++++ Data in this exercise
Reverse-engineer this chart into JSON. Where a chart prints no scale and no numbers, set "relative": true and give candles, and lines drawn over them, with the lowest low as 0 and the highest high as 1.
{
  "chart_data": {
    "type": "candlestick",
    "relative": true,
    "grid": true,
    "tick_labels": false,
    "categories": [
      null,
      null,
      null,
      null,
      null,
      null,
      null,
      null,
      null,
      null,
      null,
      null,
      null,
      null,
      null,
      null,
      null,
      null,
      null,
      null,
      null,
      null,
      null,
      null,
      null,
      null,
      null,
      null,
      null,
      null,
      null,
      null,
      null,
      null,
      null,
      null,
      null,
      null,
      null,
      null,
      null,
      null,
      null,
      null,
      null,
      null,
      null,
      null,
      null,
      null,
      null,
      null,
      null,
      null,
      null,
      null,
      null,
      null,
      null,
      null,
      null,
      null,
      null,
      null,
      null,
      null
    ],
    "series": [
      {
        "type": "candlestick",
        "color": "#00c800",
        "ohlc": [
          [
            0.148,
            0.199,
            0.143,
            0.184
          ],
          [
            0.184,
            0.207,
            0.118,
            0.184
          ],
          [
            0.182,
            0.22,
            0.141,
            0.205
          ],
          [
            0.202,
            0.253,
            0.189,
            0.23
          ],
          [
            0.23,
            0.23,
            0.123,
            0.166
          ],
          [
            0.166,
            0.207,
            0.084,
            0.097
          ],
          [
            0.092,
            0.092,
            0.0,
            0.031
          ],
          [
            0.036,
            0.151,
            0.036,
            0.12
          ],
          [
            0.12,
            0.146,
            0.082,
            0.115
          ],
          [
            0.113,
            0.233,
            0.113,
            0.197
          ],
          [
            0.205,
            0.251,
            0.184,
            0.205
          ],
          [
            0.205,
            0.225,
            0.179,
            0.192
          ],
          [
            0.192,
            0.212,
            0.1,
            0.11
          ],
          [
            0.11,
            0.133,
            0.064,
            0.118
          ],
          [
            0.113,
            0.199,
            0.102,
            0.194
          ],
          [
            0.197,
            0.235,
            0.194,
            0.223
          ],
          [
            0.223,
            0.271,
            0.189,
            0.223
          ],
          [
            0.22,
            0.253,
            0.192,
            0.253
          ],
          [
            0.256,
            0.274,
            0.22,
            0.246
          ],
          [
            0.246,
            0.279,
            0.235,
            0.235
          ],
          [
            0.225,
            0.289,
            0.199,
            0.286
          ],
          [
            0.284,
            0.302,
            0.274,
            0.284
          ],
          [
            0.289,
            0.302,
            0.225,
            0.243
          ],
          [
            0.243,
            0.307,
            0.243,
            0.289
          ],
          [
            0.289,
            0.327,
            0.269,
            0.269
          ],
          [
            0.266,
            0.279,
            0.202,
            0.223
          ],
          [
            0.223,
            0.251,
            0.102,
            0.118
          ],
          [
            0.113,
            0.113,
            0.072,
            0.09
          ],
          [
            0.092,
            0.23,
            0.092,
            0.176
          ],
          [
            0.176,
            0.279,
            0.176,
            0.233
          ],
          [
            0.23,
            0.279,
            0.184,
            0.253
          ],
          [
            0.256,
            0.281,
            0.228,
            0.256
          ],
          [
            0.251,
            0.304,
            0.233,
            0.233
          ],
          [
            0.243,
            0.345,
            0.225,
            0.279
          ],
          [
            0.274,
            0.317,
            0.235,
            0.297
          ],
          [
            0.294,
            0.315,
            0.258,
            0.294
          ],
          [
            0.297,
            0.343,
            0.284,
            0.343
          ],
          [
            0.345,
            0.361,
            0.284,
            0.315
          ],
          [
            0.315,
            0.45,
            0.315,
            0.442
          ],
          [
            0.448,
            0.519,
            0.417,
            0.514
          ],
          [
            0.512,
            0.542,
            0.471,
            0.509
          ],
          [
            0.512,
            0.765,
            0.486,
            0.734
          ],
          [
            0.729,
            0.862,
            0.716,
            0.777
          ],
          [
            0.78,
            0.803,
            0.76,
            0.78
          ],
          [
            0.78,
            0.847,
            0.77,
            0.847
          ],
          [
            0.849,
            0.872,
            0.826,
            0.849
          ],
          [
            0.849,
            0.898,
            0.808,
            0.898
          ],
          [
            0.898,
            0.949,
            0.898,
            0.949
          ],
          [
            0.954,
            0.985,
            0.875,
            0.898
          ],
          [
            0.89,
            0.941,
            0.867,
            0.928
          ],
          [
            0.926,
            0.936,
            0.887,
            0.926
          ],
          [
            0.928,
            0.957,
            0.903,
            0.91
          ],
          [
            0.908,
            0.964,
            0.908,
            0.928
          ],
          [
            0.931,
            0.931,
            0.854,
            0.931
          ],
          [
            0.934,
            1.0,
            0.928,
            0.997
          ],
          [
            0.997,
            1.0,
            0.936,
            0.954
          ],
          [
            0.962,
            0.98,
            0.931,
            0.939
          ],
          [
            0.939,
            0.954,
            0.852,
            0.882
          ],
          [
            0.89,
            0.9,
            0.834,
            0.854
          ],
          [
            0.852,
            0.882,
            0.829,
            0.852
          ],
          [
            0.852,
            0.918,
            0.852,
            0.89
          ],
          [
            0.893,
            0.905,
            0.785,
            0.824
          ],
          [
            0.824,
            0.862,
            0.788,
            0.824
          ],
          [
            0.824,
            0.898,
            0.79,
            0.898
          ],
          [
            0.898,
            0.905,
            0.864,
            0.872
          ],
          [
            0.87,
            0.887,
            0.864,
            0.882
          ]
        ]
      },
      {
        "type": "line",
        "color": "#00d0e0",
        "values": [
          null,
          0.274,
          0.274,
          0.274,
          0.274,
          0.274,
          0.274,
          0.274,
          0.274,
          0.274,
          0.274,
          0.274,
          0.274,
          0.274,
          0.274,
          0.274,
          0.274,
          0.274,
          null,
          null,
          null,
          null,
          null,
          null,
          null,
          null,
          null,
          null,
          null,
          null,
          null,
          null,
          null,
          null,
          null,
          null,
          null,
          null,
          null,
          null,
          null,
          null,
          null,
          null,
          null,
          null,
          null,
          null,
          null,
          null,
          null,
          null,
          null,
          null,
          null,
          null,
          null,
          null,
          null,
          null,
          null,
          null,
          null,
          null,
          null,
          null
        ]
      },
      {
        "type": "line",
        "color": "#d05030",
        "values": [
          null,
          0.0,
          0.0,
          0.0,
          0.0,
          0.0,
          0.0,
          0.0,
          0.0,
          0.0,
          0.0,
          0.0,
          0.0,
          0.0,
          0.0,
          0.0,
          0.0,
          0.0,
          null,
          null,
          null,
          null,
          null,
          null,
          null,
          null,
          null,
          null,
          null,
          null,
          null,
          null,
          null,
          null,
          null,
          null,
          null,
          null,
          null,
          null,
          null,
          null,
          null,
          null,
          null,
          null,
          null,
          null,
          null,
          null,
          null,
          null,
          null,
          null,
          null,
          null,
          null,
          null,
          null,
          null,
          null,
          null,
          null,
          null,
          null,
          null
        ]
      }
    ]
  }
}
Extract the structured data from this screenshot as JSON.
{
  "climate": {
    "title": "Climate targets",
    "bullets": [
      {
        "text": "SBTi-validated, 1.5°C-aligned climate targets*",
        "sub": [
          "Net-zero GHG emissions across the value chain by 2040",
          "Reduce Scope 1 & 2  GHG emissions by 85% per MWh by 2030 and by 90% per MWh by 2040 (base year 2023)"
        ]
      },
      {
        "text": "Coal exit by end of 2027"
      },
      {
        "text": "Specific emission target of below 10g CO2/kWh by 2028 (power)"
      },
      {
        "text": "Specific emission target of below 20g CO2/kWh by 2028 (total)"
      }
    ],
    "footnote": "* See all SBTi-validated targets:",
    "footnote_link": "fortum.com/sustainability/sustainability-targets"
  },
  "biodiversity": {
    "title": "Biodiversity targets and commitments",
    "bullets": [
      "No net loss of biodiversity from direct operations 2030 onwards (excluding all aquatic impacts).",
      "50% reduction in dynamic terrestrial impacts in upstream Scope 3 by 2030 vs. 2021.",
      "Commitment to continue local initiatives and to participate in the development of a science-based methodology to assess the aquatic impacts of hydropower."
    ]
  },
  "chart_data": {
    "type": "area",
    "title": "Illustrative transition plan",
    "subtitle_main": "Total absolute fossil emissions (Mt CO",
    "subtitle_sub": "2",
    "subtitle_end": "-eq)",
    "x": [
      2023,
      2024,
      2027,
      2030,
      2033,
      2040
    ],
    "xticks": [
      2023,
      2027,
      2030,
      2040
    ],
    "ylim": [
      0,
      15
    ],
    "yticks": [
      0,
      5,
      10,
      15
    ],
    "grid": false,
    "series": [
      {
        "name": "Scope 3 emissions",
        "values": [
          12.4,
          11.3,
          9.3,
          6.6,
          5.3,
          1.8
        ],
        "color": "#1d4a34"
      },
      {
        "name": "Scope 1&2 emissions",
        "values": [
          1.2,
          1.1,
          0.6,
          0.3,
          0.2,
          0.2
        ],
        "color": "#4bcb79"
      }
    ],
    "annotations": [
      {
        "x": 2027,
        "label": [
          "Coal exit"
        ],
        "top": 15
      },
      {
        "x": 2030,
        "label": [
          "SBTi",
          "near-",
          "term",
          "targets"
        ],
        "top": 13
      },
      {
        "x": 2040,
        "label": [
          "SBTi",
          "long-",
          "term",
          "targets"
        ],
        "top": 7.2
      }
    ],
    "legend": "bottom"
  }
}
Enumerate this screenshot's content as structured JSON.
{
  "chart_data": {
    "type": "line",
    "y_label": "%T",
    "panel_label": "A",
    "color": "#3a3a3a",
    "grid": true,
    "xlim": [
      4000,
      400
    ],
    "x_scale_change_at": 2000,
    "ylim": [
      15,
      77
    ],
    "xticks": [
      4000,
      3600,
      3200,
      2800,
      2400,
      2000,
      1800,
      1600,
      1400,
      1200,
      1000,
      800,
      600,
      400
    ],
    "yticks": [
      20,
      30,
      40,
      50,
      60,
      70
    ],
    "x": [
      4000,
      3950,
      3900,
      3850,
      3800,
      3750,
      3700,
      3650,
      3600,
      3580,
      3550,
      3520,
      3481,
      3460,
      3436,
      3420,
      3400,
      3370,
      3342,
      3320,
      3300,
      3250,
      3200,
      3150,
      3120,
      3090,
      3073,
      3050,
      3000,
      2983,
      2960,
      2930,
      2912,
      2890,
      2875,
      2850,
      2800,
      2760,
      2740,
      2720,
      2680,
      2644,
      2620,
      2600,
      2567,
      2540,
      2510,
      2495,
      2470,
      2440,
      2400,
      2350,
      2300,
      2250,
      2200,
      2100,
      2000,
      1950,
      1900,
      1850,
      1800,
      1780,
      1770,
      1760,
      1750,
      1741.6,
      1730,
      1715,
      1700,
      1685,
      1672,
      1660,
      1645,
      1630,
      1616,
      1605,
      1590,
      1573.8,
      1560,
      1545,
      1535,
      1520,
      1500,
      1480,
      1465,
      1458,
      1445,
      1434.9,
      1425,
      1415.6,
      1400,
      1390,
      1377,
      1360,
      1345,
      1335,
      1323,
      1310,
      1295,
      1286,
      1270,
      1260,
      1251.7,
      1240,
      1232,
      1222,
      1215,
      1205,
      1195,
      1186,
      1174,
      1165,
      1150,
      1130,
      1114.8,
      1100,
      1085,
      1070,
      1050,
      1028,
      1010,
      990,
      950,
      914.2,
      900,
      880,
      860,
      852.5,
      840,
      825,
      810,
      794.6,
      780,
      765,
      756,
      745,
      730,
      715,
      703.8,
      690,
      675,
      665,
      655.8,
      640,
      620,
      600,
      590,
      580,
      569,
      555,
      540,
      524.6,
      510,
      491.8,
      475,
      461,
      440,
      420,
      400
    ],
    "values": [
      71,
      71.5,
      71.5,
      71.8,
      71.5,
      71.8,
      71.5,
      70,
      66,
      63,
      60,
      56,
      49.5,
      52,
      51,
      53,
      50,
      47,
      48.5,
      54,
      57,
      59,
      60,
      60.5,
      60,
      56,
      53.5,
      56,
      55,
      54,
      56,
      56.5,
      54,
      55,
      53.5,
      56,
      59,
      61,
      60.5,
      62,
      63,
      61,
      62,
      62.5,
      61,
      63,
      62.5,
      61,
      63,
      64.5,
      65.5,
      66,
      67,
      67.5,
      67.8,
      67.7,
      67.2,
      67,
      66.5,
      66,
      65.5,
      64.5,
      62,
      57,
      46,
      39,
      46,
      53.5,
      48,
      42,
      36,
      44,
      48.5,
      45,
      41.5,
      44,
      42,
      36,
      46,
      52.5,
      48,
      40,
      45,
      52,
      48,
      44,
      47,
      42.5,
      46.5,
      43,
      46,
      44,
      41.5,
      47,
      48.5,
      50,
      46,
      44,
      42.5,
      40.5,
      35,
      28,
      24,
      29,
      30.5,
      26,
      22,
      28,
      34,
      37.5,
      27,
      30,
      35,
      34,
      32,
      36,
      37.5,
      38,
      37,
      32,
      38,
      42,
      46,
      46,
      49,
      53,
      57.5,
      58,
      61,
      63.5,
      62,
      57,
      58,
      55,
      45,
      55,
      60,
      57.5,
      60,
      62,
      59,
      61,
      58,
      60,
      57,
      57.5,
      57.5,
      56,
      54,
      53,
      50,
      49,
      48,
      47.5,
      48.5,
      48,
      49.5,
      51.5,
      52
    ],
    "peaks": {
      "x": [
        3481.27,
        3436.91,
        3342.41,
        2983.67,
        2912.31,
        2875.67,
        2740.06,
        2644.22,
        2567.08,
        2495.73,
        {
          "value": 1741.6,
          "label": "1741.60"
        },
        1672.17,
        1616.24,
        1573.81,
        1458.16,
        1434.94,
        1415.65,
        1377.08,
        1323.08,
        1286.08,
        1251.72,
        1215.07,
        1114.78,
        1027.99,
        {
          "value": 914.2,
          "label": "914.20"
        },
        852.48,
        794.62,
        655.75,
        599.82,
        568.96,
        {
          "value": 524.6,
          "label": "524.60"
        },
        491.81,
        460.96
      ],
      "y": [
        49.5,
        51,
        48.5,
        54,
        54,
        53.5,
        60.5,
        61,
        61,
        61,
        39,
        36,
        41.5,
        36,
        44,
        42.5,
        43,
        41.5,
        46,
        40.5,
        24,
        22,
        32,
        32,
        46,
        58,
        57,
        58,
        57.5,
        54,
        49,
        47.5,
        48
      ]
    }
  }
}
++++++++
Report the number of lines in the listing that include the string "targets"; give nothing but the number.

7